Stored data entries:
=-=-=

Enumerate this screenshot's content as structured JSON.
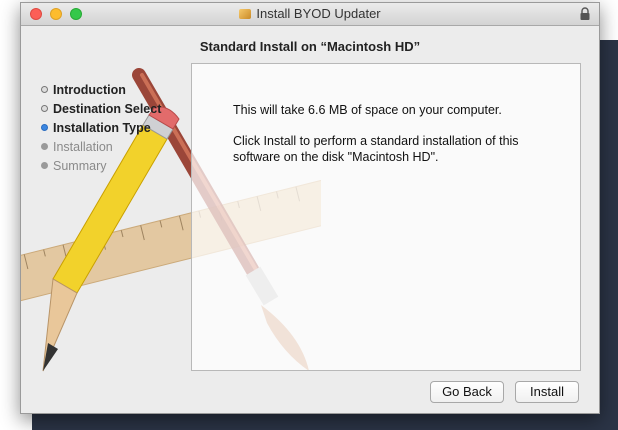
{
  "window": {
    "title": "Install BYOD Updater",
    "subtitle": "Standard Install on “Macintosh HD”"
  },
  "sidebar": {
    "steps": [
      {
        "label": "Introduction",
        "state": "done"
      },
      {
        "label": "Destination Select",
        "state": "done"
      },
      {
        "label": "Installation Type",
        "state": "current"
      },
      {
        "label": "Installation",
        "state": "pending"
      },
      {
        "label": "Summary",
        "state": "pending"
      }
    ]
  },
  "content": {
    "size_text": "This will take 6.6 MB of space on your computer.",
    "instruction_text": "Click Install to perform a standard installation of this software on the disk \"Macintosh HD\"."
  },
  "buttons": {
    "back": "Go Back",
    "install": "Install"
  },
  "colors": {
    "current_step": "#3b86e0",
    "close": "#fc5f57",
    "minimize": "#fdbc2e",
    "zoom": "#34c84a"
  },
  "icons": [
    "package-icon",
    "lock-icon",
    "installer-artwork"
  ]
}
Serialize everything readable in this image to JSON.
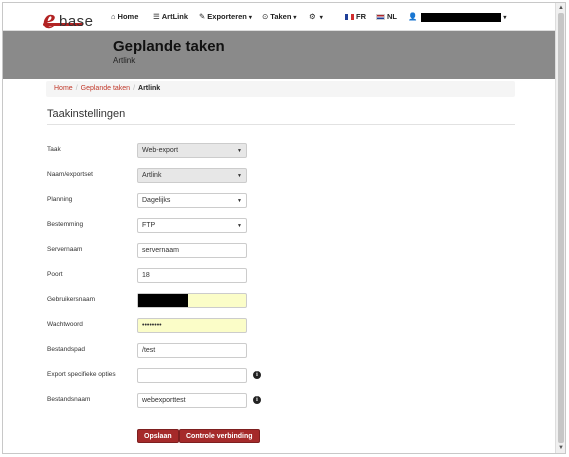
{
  "logo": {
    "letter": "e",
    "text": "base"
  },
  "nav": {
    "home": {
      "icon": "⌂",
      "label": "Home"
    },
    "artlink": {
      "icon": "☰",
      "label": "ArtLink"
    },
    "exporteren": {
      "icon": "✎",
      "label": "Exporteren"
    },
    "taken": {
      "icon": "⊙",
      "label": "Taken"
    },
    "settings_icon": "⚙",
    "lang_fr": "FR",
    "lang_nl": "NL",
    "user_icon": "👤",
    "caret": "▾"
  },
  "header": {
    "title": "Geplande taken",
    "subtitle": "Artlink"
  },
  "breadcrumb": {
    "home": "Home",
    "geplande": "Geplande taken",
    "current": "Artlink",
    "separator": "/"
  },
  "section": {
    "title": "Taakinstellingen"
  },
  "form": {
    "taak": {
      "label": "Taak",
      "value": "Web-export"
    },
    "naam": {
      "label": "Naam/exportset",
      "value": "Artlink"
    },
    "planning": {
      "label": "Planning",
      "value": "Dagelijks"
    },
    "bestemming": {
      "label": "Bestemming",
      "value": "FTP"
    },
    "servernaam": {
      "label": "Servernaam",
      "value": "servernaam"
    },
    "poort": {
      "label": "Poort",
      "value": "18"
    },
    "gebruikersnaam": {
      "label": "Gebruikersnaam",
      "value": ""
    },
    "wachtwoord": {
      "label": "Wachtwoord",
      "value": "••••••••"
    },
    "bestandspad": {
      "label": "Bestandspad",
      "value": "/test"
    },
    "export_opties": {
      "label": "Export specifieke opties",
      "value": ""
    },
    "bestandsnaam": {
      "label": "Bestandsnaam",
      "value": "webexporttest"
    },
    "info_icon": "i",
    "select_caret": "▼"
  },
  "buttons": {
    "save": "Opslaan",
    "check": "Controle verbinding"
  },
  "scroll": {
    "up": "▲",
    "down": "▼"
  }
}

=-=-=

▶ EXERCISE DETAILS: Return each line of the data, keeping its wording exact and omitting pictures.

▶ REPLY:
Enumerate this screenshot's content as structured JSON.
{
  "window": {
    "title": "Install BYOD Updater",
    "subtitle": "Standard Install on “Macintosh HD”"
  },
  "sidebar": {
    "steps": [
      {
        "label": "Introduction",
        "state": "done"
      },
      {
        "label": "Destination Select",
        "state": "done"
      },
      {
        "label": "Installation Type",
        "state": "current"
      },
      {
        "label": "Installation",
        "state": "pending"
      },
      {
        "label": "Summary",
        "state": "pending"
      }
    ]
  },
  "content": {
    "size_text": "This will take 6.6 MB of space on your computer.",
    "instruction_text": "Click Install to perform a standard installation of this software on the disk \"Macintosh HD\"."
  },
  "buttons": {
    "back": "Go Back",
    "install": "Install"
  },
  "colors": {
    "current_step": "#3b86e0",
    "close": "#fc5f57",
    "minimize": "#fdbc2e",
    "zoom": "#34c84a"
  },
  "icons": [
    "package-icon",
    "lock-icon",
    "installer-artwork"
  ]
}
Serialize everything readable in this image to JSON.
{
  "logo": {
    "letter": "e",
    "text": "base"
  },
  "nav": {
    "home": {
      "icon": "⌂",
      "label": "Home"
    },
    "artlink": {
      "icon": "☰",
      "label": "ArtLink"
    },
    "exporteren": {
      "icon": "✎",
      "label": "Exporteren"
    },
    "taken": {
      "icon": "⊙",
      "label": "Taken"
    },
    "settings_icon": "⚙",
    "lang_fr": "FR",
    "lang_nl": "NL",
    "user_icon": "👤",
    "caret": "▾"
  },
  "header": {
    "title": "Geplande taken",
    "subtitle": "Artlink"
  },
  "breadcrumb": {
    "home": "Home",
    "geplande": "Geplande taken",
    "current": "Artlink",
    "separator": "/"
  },
  "section": {
    "title": "Taakinstellingen"
  },
  "form": {
    "taak": {
      "label": "Taak",
      "value": "Web-export"
    },
    "naam": {
      "label": "Naam/exportset",
      "value": "Artlink"
    },
    "planning": {
      "label": "Planning",
      "value": "Dagelijks"
    },
    "bestemming": {
      "label": "Bestemming",
      "value": "FTP"
    },
    "servernaam": {
      "label": "Servernaam",
      "value": "servernaam"
    },
    "poort": {
      "label": "Poort",
      "value": "18"
    },
    "gebruikersnaam": {
      "label": "Gebruikersnaam",
      "value": ""
    },
    "wachtwoord": {
      "label": "Wachtwoord",
      "value": "••••••••"
    },
    "bestandspad": {
      "label": "Bestandspad",
      "value": "/test"
    },
    "export_opties": {
      "label": "Export specifieke opties",
      "value": ""
    },
    "bestandsnaam": {
      "label": "Bestandsnaam",
      "value": "webexporttest"
    },
    "info_icon": "i",
    "select_caret": "▼"
  },
  "buttons": {
    "save": "Opslaan",
    "check": "Controle verbinding"
  },
  "scroll": {
    "up": "▲",
    "down": "▼"
  }
}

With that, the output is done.